- What you are asked to do
Reproduce this listing in full.
= = = =
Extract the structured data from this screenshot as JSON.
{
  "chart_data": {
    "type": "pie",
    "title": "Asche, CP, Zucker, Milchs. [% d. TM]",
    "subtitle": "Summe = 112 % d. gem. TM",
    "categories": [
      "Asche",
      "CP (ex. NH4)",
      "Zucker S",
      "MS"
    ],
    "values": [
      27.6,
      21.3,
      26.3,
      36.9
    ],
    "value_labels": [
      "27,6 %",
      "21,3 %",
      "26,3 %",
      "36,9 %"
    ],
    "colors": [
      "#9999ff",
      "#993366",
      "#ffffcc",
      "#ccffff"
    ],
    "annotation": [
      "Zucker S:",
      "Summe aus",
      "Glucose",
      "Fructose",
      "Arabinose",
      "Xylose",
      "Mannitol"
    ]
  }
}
= = = =
- Solution for this problem
Extract the structured data from this screenshot as JSON.
{
  "chart_data": {
    "type": "pie",
    "title": "Asche, CP, Zucker, Milchs. [% d. TM]",
    "subtitle": "Summe = 112 % d. gem. TM",
    "categories": [
      "Asche",
      "CP (ex. NH4)",
      "Zucker S",
      "MS"
    ],
    "values": [
      27.6,
      21.3,
      26.3,
      36.9
    ],
    "value_labels": [
      "27,6 %",
      "21,3 %",
      "26,3 %",
      "36,9 %"
    ],
    "colors": [
      "#9999ff",
      "#993366",
      "#ffffcc",
      "#ccffff"
    ],
    "annotation": [
      "Zucker S:",
      "Summe aus",
      "Glucose",
      "Fructose",
      "Arabinose",
      "Xylose",
      "Mannitol"
    ]
  }
}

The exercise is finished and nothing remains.